▸ Prompt
Go through the listing and return every line with "поверки" in it.
::::
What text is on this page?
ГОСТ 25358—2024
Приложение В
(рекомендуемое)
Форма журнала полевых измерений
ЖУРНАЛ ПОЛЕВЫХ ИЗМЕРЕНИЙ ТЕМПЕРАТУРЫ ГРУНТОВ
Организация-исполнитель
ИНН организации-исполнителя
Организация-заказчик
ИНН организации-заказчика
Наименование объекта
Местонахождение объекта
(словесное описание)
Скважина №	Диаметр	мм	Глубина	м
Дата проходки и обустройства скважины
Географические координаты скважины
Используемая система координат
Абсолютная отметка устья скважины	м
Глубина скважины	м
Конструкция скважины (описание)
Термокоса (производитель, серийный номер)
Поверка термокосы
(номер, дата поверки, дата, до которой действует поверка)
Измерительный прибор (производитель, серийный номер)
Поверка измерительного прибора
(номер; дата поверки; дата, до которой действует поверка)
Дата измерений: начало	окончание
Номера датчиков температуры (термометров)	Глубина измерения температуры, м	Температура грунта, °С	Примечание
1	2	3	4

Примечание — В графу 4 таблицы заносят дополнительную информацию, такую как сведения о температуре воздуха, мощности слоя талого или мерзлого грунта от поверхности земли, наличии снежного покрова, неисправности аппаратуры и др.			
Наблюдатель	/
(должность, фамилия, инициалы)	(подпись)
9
::::
▸ Result below
(номер, дата поверки, дата, до которой действует поверка)
(номер; дата поверки; дата, до которой действует поверка)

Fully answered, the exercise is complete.